** Begin DATA SUPPLIED **

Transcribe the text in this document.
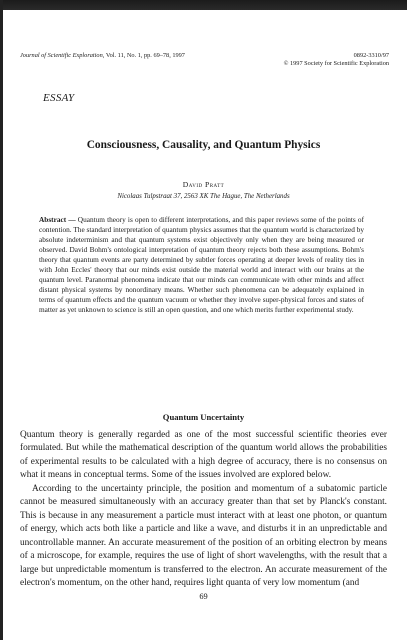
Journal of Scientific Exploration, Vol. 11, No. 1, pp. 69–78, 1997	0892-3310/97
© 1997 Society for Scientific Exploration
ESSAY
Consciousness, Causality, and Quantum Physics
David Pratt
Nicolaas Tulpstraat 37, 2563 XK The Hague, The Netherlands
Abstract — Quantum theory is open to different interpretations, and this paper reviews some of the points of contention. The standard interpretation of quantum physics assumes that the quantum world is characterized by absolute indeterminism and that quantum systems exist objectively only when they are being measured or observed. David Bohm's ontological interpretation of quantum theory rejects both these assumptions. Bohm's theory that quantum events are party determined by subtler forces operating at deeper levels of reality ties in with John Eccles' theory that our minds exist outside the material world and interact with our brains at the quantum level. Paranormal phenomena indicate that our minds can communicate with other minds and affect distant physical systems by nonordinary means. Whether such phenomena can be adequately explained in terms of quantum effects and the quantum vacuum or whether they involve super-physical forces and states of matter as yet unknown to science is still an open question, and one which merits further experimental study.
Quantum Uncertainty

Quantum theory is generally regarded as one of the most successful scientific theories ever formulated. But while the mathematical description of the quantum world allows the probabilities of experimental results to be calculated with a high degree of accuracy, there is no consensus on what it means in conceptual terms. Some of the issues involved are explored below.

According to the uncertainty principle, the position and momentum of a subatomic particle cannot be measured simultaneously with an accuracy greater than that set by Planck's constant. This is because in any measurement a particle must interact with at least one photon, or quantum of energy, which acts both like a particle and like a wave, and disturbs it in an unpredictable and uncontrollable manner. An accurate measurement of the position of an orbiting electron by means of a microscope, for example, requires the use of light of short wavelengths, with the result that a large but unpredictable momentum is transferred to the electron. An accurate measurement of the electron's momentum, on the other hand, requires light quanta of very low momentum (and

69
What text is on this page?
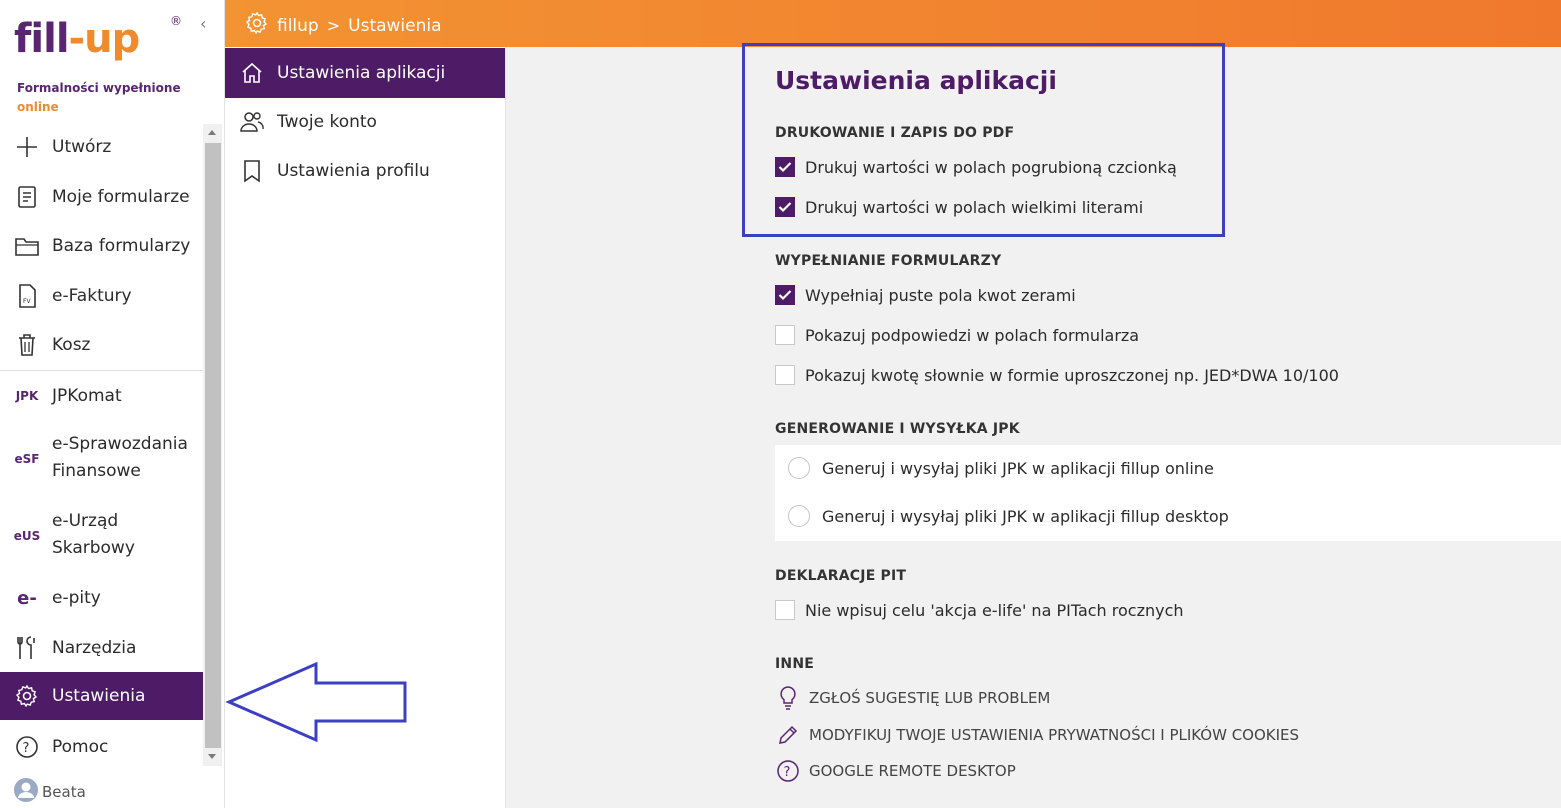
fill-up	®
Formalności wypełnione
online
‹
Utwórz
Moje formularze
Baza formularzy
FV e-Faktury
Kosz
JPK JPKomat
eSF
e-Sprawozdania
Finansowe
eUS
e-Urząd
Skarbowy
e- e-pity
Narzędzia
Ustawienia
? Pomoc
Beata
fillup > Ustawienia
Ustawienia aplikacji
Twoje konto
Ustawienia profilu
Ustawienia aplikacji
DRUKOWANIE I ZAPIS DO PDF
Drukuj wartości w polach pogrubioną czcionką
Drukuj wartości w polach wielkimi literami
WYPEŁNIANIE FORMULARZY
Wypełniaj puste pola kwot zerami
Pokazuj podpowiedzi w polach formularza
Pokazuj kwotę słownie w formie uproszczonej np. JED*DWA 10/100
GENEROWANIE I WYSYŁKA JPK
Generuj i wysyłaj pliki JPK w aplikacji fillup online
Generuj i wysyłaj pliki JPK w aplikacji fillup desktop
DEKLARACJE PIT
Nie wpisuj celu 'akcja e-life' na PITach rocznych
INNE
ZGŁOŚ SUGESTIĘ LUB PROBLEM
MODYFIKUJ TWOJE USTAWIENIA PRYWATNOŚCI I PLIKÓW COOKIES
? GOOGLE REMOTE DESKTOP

** End DATA SUPPLIED **

• **WHAT THE TASK REQUIRES**:
Exclude the images, then output the data above word for word.

• **REPLY TO THE TASK**:
Transcribe the text in this document.
Journal of Scientific Exploration, Vol. 11, No. 1, pp. 69–78, 1997	0892-3310/97
© 1997 Society for Scientific Exploration
ESSAY
Consciousness, Causality, and Quantum Physics
David Pratt
Nicolaas Tulpstraat 37, 2563 XK The Hague, The Netherlands
Abstract — Quantum theory is open to different interpretations, and this paper reviews some of the points of contention. The standard interpretation of quantum physics assumes that the quantum world is characterized by absolute indeterminism and that quantum systems exist objectively only when they are being measured or observed. David Bohm's ontological interpretation of quantum theory rejects both these assumptions. Bohm's theory that quantum events are party determined by subtler forces operating at deeper levels of reality ties in with John Eccles' theory that our minds exist outside the material world and interact with our brains at the quantum level. Paranormal phenomena indicate that our minds can communicate with other minds and affect distant physical systems by nonordinary means. Whether such phenomena can be adequately explained in terms of quantum effects and the quantum vacuum or whether they involve super-physical forces and states of matter as yet unknown to science is still an open question, and one which merits further experimental study.
Quantum Uncertainty

Quantum theory is generally regarded as one of the most successful scientific theories ever formulated. But while the mathematical description of the quantum world allows the probabilities of experimental results to be calculated with a high degree of accuracy, there is no consensus on what it means in conceptual terms. Some of the issues involved are explored below.

According to the uncertainty principle, the position and momentum of a subatomic particle cannot be measured simultaneously with an accuracy greater than that set by Planck's constant. This is because in any measurement a particle must interact with at least one photon, or quantum of energy, which acts both like a particle and like a wave, and disturbs it in an unpredictable and uncontrollable manner. An accurate measurement of the position of an orbiting electron by means of a microscope, for example, requires the use of light of short wavelengths, with the result that a large but unpredictable momentum is transferred to the electron. An accurate measurement of the electron's momentum, on the other hand, requires light quanta of very low momentum (and

69
What text is on this page?
fill-up	®
Formalności wypełnione
online
‹
Utwórz
Moje formularze
Baza formularzy
FV e-Faktury
Kosz
JPK JPKomat
eSF
e-Sprawozdania
Finansowe
eUS
e-Urząd
Skarbowy
e- e-pity
Narzędzia
Ustawienia
? Pomoc
Beata
fillup > Ustawienia
Ustawienia aplikacji
Twoje konto
Ustawienia profilu
Ustawienia aplikacji
DRUKOWANIE I ZAPIS DO PDF
Drukuj wartości w polach pogrubioną czcionką
Drukuj wartości w polach wielkimi literami
WYPEŁNIANIE FORMULARZY
Wypełniaj puste pola kwot zerami
Pokazuj podpowiedzi w polach formularza
Pokazuj kwotę słownie w formie uproszczonej np. JED*DWA 10/100
GENEROWANIE I WYSYŁKA JPK
Generuj i wysyłaj pliki JPK w aplikacji fillup online
Generuj i wysyłaj pliki JPK w aplikacji fillup desktop
DEKLARACJE PIT
Nie wpisuj celu 'akcja e-life' na PITach rocznych
INNE
ZGŁOŚ SUGESTIĘ LUB PROBLEM
MODYFIKUJ TWOJE USTAWIENIA PRYWATNOŚCI I PLIKÓW COOKIES
? GOOGLE REMOTE DESKTOP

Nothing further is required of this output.